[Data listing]
----
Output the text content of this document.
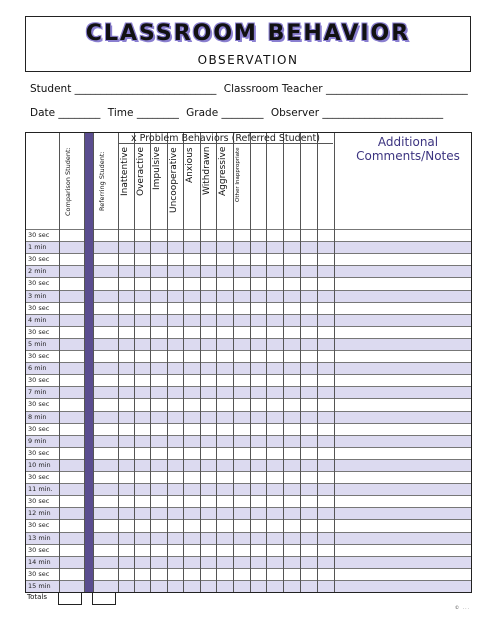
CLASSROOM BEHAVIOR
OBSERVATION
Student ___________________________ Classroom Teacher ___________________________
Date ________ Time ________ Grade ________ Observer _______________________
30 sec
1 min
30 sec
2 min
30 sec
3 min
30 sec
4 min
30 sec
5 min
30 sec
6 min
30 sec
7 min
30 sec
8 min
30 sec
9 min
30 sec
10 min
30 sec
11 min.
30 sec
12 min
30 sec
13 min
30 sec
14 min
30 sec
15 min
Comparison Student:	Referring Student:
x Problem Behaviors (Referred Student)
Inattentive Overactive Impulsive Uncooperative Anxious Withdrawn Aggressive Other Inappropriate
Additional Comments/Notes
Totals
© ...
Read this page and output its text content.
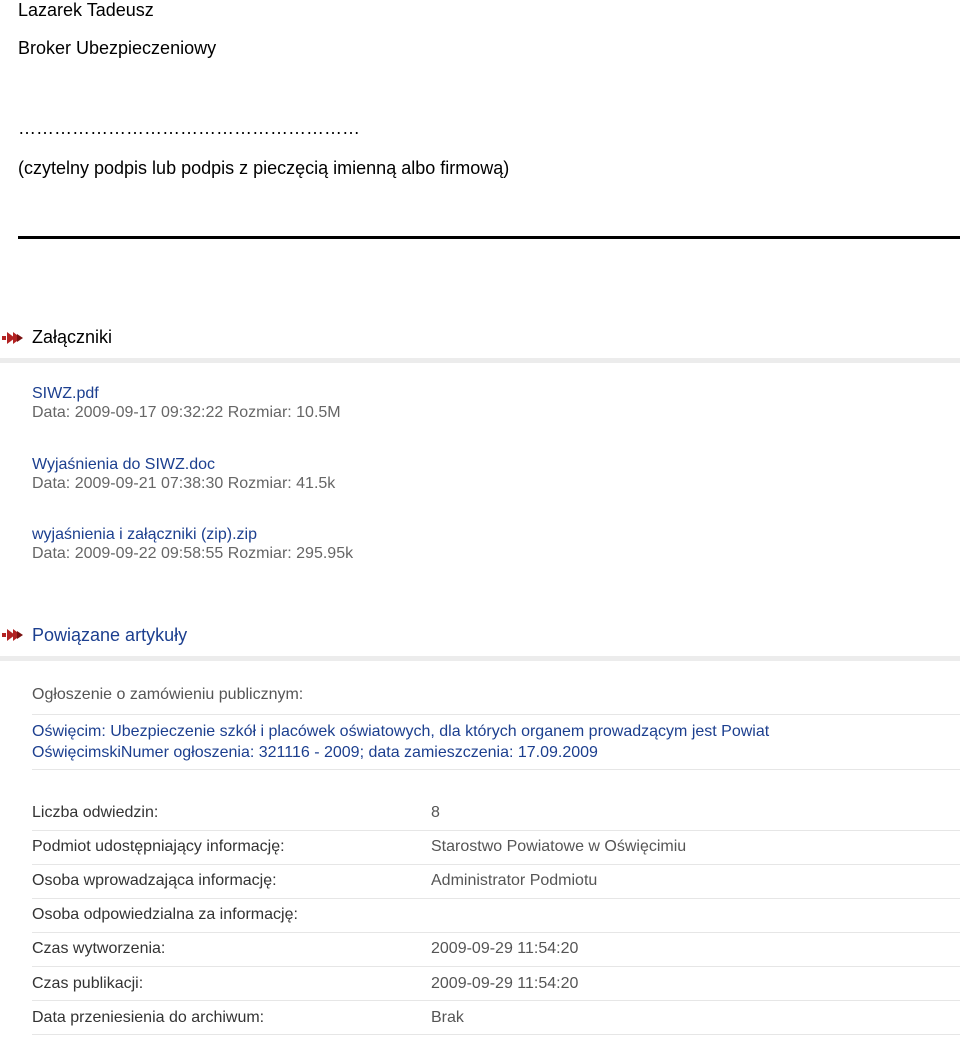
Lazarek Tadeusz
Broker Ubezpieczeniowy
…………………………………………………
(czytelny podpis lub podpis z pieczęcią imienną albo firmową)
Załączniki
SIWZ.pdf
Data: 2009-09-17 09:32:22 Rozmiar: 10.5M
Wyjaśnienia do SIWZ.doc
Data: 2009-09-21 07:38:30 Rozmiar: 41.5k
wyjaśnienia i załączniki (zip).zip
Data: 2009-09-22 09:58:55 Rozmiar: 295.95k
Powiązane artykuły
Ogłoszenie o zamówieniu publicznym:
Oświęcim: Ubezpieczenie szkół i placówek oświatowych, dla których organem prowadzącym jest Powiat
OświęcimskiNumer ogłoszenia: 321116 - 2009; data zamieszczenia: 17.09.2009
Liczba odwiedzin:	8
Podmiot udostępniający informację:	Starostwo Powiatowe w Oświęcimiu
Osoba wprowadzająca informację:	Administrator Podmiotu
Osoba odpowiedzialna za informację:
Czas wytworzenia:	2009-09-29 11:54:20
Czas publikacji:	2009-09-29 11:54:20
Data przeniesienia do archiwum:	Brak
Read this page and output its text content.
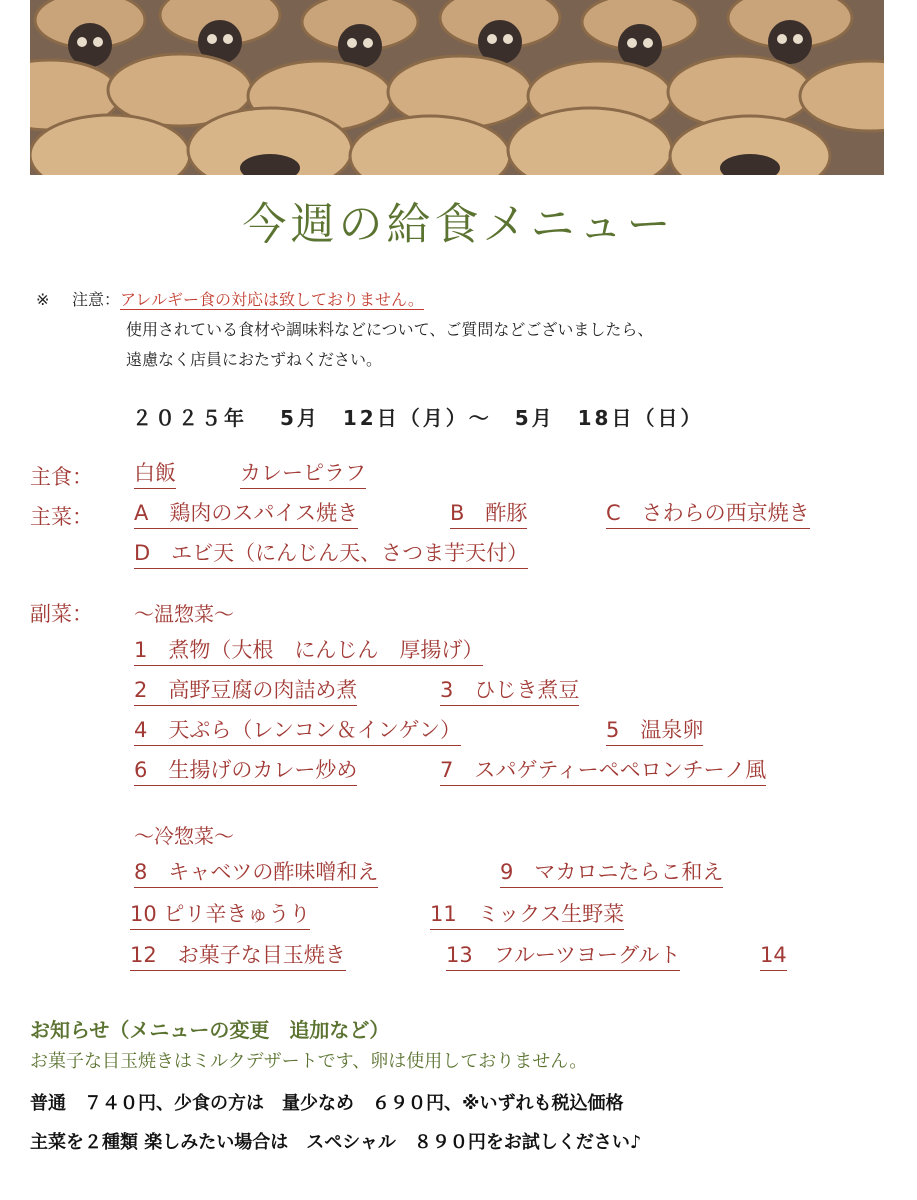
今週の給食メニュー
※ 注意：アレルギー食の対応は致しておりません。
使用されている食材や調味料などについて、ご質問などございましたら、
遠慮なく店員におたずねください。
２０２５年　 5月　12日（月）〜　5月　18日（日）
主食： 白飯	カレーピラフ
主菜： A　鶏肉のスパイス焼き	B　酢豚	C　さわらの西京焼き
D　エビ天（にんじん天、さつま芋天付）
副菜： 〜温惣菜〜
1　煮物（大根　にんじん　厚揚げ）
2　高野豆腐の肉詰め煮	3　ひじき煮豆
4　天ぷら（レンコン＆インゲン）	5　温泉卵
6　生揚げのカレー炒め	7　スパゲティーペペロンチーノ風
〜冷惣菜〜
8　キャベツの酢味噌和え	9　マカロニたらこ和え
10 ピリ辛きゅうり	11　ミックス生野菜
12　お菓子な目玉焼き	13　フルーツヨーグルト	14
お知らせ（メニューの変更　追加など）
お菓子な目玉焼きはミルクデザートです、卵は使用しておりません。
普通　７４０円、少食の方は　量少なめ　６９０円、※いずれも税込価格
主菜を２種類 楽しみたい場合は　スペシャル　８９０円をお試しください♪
----
Pictures in the records should not appear in your copy, but everything else must be transcribed exactly.

• EXERCISE ANSWER:
Output the text content of this document.
CLASSROOM BEHAVIOR
OBSERVATION
Student ___________________________ Classroom Teacher ___________________________
Date ________ Time ________ Grade ________ Observer _______________________
30 sec
1 min
30 sec
2 min
30 sec
3 min
30 sec
4 min
30 sec
5 min
30 sec
6 min
30 sec
7 min
30 sec
8 min
30 sec
9 min
30 sec
10 min
30 sec
11 min.
30 sec
12 min
30 sec
13 min
30 sec
14 min
30 sec
15 min
Comparison Student:	Referring Student:
x Problem Behaviors (Referred Student)
Inattentive Overactive Impulsive Uncooperative Anxious Withdrawn Aggressive Other Inappropriate
Additional Comments/Notes
Totals
© ...
Read this page and output its text content.
Lazarek Tadeusz
Broker Ubezpieczeniowy
…………………………………………………
(czytelny podpis lub podpis z pieczęcią imienną albo firmową)
Załączniki
SIWZ.pdf
Data: 2009-09-17 09:32:22 Rozmiar: 10.5M
Wyjaśnienia do SIWZ.doc
Data: 2009-09-21 07:38:30 Rozmiar: 41.5k
wyjaśnienia i załączniki (zip).zip
Data: 2009-09-22 09:58:55 Rozmiar: 295.95k
Powiązane artykuły
Ogłoszenie o zamówieniu publicznym:
Oświęcim: Ubezpieczenie szkół i placówek oświatowych, dla których organem prowadzącym jest Powiat
OświęcimskiNumer ogłoszenia: 321116 - 2009; data zamieszczenia: 17.09.2009
Liczba odwiedzin:	8
Podmiot udostępniający informację:	Starostwo Powiatowe w Oświęcimiu
Osoba wprowadzająca informację:	Administrator Podmiotu
Osoba odpowiedzialna za informację:
Czas wytworzenia:	2009-09-29 11:54:20
Czas publikacji:	2009-09-29 11:54:20
Data przeniesienia do archiwum:	Brak
Read this page and output its text content.
今週の給食メニュー
※ 注意：アレルギー食の対応は致しておりません。
使用されている食材や調味料などについて、ご質問などございましたら、
遠慮なく店員におたずねください。
２０２５年　 5月　12日（月）〜　5月　18日（日）
主食： 白飯	カレーピラフ
主菜： A　鶏肉のスパイス焼き	B　酢豚	C　さわらの西京焼き
D　エビ天（にんじん天、さつま芋天付）
副菜： 〜温惣菜〜
1　煮物（大根　にんじん　厚揚げ）
2　高野豆腐の肉詰め煮	3　ひじき煮豆
4　天ぷら（レンコン＆インゲン）	5　温泉卵
6　生揚げのカレー炒め	7　スパゲティーペペロンチーノ風
〜冷惣菜〜
8　キャベツの酢味噌和え	9　マカロニたらこ和え
10 ピリ辛きゅうり	11　ミックス生野菜
12　お菓子な目玉焼き	13　フルーツヨーグルト	14
お知らせ（メニューの変更　追加など）
お菓子な目玉焼きはミルクデザートです、卵は使用しておりません。
普通　７４０円、少食の方は　量少なめ　６９０円、※いずれも税込価格
主菜を２種類 楽しみたい場合は　スペシャル　８９０円をお試しください♪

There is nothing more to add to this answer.